Dataset items -
-- -- --
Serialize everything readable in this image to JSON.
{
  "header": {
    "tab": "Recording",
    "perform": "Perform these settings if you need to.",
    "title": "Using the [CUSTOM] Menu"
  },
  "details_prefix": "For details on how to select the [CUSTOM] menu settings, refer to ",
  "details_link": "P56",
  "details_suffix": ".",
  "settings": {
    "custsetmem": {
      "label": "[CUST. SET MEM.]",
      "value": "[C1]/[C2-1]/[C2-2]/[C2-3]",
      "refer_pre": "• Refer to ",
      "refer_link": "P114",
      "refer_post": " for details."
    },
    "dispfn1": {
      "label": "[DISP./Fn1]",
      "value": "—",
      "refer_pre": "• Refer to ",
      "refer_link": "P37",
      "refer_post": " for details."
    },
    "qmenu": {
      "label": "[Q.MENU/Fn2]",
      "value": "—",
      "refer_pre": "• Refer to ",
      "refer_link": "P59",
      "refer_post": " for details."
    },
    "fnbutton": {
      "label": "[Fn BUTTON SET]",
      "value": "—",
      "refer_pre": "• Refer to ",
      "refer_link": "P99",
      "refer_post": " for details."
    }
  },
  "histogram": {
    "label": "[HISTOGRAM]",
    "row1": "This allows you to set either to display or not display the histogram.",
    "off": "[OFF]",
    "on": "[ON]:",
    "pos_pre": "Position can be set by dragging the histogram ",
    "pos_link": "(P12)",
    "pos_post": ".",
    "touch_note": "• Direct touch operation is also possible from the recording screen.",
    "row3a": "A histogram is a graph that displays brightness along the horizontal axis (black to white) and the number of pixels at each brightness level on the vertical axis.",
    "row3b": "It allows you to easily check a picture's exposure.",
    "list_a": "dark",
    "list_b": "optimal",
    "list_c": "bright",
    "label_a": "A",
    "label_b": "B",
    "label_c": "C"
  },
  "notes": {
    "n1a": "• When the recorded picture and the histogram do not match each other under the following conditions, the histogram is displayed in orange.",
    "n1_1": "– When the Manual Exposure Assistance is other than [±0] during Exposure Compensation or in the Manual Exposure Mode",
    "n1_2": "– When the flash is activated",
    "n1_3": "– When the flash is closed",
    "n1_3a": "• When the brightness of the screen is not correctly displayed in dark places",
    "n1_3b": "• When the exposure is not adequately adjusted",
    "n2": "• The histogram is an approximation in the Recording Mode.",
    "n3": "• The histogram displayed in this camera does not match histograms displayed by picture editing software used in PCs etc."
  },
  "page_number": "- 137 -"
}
-- -- --
Aim of the exercise - Each line that contains the word "Mode" counts toward the total; give only that total.

Task response - 2